* REQUIREMENT: Type the records out again in full, exactly.

* EXTRACTED DATA:
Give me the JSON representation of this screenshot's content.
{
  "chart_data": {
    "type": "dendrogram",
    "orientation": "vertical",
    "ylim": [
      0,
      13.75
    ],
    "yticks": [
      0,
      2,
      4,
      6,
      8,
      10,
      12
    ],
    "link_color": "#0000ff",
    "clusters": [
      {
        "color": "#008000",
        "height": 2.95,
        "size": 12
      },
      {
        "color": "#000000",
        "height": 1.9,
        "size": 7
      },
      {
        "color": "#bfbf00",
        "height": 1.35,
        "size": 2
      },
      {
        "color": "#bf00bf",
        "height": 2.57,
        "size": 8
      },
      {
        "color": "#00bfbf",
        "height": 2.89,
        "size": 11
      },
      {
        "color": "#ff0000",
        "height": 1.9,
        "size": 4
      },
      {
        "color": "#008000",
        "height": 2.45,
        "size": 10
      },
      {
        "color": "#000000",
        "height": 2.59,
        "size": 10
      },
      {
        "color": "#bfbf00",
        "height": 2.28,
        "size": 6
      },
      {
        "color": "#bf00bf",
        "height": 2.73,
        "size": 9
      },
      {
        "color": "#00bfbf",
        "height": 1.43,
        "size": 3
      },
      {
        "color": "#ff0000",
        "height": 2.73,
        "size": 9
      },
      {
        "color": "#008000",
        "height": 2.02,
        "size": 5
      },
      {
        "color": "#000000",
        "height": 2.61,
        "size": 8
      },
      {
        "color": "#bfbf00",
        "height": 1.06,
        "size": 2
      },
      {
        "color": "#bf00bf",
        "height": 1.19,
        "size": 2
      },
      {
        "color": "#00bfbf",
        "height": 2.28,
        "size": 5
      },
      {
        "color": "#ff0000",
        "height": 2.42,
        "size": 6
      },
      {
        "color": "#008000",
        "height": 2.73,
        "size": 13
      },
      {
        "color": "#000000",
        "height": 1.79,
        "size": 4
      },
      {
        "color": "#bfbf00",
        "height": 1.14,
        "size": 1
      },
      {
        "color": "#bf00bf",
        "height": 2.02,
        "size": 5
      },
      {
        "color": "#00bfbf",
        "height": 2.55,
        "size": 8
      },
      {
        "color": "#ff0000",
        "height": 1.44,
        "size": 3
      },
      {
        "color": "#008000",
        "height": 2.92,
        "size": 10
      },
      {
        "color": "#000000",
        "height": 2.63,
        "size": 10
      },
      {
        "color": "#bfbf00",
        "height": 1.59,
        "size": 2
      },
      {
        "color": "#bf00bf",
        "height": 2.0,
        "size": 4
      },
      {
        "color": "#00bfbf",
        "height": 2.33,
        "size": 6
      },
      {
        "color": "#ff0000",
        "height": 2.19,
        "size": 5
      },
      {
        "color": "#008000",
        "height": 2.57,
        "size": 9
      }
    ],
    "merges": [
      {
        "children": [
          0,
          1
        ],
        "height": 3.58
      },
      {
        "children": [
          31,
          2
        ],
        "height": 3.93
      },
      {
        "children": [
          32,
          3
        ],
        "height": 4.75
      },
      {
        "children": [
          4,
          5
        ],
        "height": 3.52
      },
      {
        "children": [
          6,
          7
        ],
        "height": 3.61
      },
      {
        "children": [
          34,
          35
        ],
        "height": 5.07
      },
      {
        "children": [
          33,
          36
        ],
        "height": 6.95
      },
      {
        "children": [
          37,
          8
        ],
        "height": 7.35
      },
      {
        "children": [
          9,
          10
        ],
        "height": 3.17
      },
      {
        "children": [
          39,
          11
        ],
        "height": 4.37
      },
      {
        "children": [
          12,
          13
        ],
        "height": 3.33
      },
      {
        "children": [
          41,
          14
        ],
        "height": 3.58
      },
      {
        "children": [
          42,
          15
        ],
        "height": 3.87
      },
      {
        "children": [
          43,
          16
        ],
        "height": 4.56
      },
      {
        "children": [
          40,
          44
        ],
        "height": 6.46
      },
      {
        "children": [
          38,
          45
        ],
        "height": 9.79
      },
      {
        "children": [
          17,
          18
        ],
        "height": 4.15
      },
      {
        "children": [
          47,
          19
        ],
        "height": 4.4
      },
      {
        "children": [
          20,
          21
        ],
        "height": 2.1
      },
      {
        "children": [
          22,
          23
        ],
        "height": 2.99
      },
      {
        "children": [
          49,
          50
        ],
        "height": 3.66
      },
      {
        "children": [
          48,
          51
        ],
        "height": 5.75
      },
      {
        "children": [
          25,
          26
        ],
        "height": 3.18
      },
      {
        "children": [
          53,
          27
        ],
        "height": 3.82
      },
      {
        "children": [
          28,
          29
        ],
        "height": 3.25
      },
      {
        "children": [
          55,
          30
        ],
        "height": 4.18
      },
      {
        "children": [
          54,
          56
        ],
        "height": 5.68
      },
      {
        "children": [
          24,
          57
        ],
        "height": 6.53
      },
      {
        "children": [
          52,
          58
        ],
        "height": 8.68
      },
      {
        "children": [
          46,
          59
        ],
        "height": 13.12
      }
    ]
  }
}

* ANSWER TO THIS TASK:
Give me the JSON representation of this screenshot's content.
{
  "chart_data": {
    "type": "dendrogram",
    "orientation": "vertical",
    "ylim": [
      0,
      13.75
    ],
    "yticks": [
      0,
      2,
      4,
      6,
      8,
      10,
      12
    ],
    "link_color": "#0000ff",
    "clusters": [
      {
        "color": "#008000",
        "height": 2.95,
        "size": 12
      },
      {
        "color": "#000000",
        "height": 1.9,
        "size": 7
      },
      {
        "color": "#bfbf00",
        "height": 1.35,
        "size": 2
      },
      {
        "color": "#bf00bf",
        "height": 2.57,
        "size": 8
      },
      {
        "color": "#00bfbf",
        "height": 2.89,
        "size": 11
      },
      {
        "color": "#ff0000",
        "height": 1.9,
        "size": 4
      },
      {
        "color": "#008000",
        "height": 2.45,
        "size": 10
      },
      {
        "color": "#000000",
        "height": 2.59,
        "size": 10
      },
      {
        "color": "#bfbf00",
        "height": 2.28,
        "size": 6
      },
      {
        "color": "#bf00bf",
        "height": 2.73,
        "size": 9
      },
      {
        "color": "#00bfbf",
        "height": 1.43,
        "size": 3
      },
      {
        "color": "#ff0000",
        "height": 2.73,
        "size": 9
      },
      {
        "color": "#008000",
        "height": 2.02,
        "size": 5
      },
      {
        "color": "#000000",
        "height": 2.61,
        "size": 8
      },
      {
        "color": "#bfbf00",
        "height": 1.06,
        "size": 2
      },
      {
        "color": "#bf00bf",
        "height": 1.19,
        "size": 2
      },
      {
        "color": "#00bfbf",
        "height": 2.28,
        "size": 5
      },
      {
        "color": "#ff0000",
        "height": 2.42,
        "size": 6
      },
      {
        "color": "#008000",
        "height": 2.73,
        "size": 13
      },
      {
        "color": "#000000",
        "height": 1.79,
        "size": 4
      },
      {
        "color": "#bfbf00",
        "height": 1.14,
        "size": 1
      },
      {
        "color": "#bf00bf",
        "height": 2.02,
        "size": 5
      },
      {
        "color": "#00bfbf",
        "height": 2.55,
        "size": 8
      },
      {
        "color": "#ff0000",
        "height": 1.44,
        "size": 3
      },
      {
        "color": "#008000",
        "height": 2.92,
        "size": 10
      },
      {
        "color": "#000000",
        "height": 2.63,
        "size": 10
      },
      {
        "color": "#bfbf00",
        "height": 1.59,
        "size": 2
      },
      {
        "color": "#bf00bf",
        "height": 2.0,
        "size": 4
      },
      {
        "color": "#00bfbf",
        "height": 2.33,
        "size": 6
      },
      {
        "color": "#ff0000",
        "height": 2.19,
        "size": 5
      },
      {
        "color": "#008000",
        "height": 2.57,
        "size": 9
      }
    ],
    "merges": [
      {
        "children": [
          0,
          1
        ],
        "height": 3.58
      },
      {
        "children": [
          31,
          2
        ],
        "height": 3.93
      },
      {
        "children": [
          32,
          3
        ],
        "height": 4.75
      },
      {
        "children": [
          4,
          5
        ],
        "height": 3.52
      },
      {
        "children": [
          6,
          7
        ],
        "height": 3.61
      },
      {
        "children": [
          34,
          35
        ],
        "height": 5.07
      },
      {
        "children": [
          33,
          36
        ],
        "height": 6.95
      },
      {
        "children": [
          37,
          8
        ],
        "height": 7.35
      },
      {
        "children": [
          9,
          10
        ],
        "height": 3.17
      },
      {
        "children": [
          39,
          11
        ],
        "height": 4.37
      },
      {
        "children": [
          12,
          13
        ],
        "height": 3.33
      },
      {
        "children": [
          41,
          14
        ],
        "height": 3.58
      },
      {
        "children": [
          42,
          15
        ],
        "height": 3.87
      },
      {
        "children": [
          43,
          16
        ],
        "height": 4.56
      },
      {
        "children": [
          40,
          44
        ],
        "height": 6.46
      },
      {
        "children": [
          38,
          45
        ],
        "height": 9.79
      },
      {
        "children": [
          17,
          18
        ],
        "height": 4.15
      },
      {
        "children": [
          47,
          19
        ],
        "height": 4.4
      },
      {
        "children": [
          20,
          21
        ],
        "height": 2.1
      },
      {
        "children": [
          22,
          23
        ],
        "height": 2.99
      },
      {
        "children": [
          49,
          50
        ],
        "height": 3.66
      },
      {
        "children": [
          48,
          51
        ],
        "height": 5.75
      },
      {
        "children": [
          25,
          26
        ],
        "height": 3.18
      },
      {
        "children": [
          53,
          27
        ],
        "height": 3.82
      },
      {
        "children": [
          28,
          29
        ],
        "height": 3.25
      },
      {
        "children": [
          55,
          30
        ],
        "height": 4.18
      },
      {
        "children": [
          54,
          56
        ],
        "height": 5.68
      },
      {
        "children": [
          24,
          57
        ],
        "height": 6.53
      },
      {
        "children": [
          52,
          58
        ],
        "height": 8.68
      },
      {
        "children": [
          46,
          59
        ],
        "height": 13.12
      }
    ]
  }
}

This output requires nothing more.